→ **Dataset items**
>>
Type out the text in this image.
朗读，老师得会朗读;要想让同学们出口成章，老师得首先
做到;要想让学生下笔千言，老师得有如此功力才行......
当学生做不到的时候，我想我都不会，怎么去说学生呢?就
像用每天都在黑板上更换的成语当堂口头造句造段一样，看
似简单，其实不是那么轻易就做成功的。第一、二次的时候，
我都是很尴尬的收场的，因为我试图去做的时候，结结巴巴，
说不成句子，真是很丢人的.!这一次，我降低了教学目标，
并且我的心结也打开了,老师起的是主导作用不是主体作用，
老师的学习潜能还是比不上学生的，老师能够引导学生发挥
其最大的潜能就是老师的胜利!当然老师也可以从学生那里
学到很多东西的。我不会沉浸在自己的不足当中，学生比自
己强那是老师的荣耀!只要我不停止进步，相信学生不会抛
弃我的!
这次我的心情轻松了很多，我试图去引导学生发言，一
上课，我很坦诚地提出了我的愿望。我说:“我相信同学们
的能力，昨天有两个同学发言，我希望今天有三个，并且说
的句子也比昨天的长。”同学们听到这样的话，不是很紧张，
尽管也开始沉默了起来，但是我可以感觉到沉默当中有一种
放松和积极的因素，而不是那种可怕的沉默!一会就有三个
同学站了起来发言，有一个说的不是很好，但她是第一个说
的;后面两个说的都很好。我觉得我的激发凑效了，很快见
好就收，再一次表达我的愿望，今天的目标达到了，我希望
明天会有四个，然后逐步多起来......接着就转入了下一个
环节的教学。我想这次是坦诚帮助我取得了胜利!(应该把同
<<
→ **SHORT PROBLEM**
Using the listing above, reproduce each line without omission.

→ **EXPECTED ANSWER**
Type out the text in this image.
朗读，老师得会朗读;要想让同学们出口成章，老师得首先
做到;要想让学生下笔千言，老师得有如此功力才行......
当学生做不到的时候，我想我都不会，怎么去说学生呢?就
像用每天都在黑板上更换的成语当堂口头造句造段一样，看
似简单，其实不是那么轻易就做成功的。第一、二次的时候，
我都是很尴尬的收场的，因为我试图去做的时候，结结巴巴，
说不成句子，真是很丢人的.!这一次，我降低了教学目标，
并且我的心结也打开了,老师起的是主导作用不是主体作用，
老师的学习潜能还是比不上学生的，老师能够引导学生发挥
其最大的潜能就是老师的胜利!当然老师也可以从学生那里
学到很多东西的。我不会沉浸在自己的不足当中，学生比自
己强那是老师的荣耀!只要我不停止进步，相信学生不会抛
弃我的!
这次我的心情轻松了很多，我试图去引导学生发言，一
上课，我很坦诚地提出了我的愿望。我说:“我相信同学们
的能力，昨天有两个同学发言，我希望今天有三个，并且说
的句子也比昨天的长。”同学们听到这样的话，不是很紧张，
尽管也开始沉默了起来，但是我可以感觉到沉默当中有一种
放松和积极的因素，而不是那种可怕的沉默!一会就有三个
同学站了起来发言，有一个说的不是很好，但她是第一个说
的;后面两个说的都很好。我觉得我的激发凑效了，很快见
好就收，再一次表达我的愿望，今天的目标达到了，我希望
明天会有四个，然后逐步多起来......接着就转入了下一个
环节的教学。我想这次是坦诚帮助我取得了胜利!(应该把同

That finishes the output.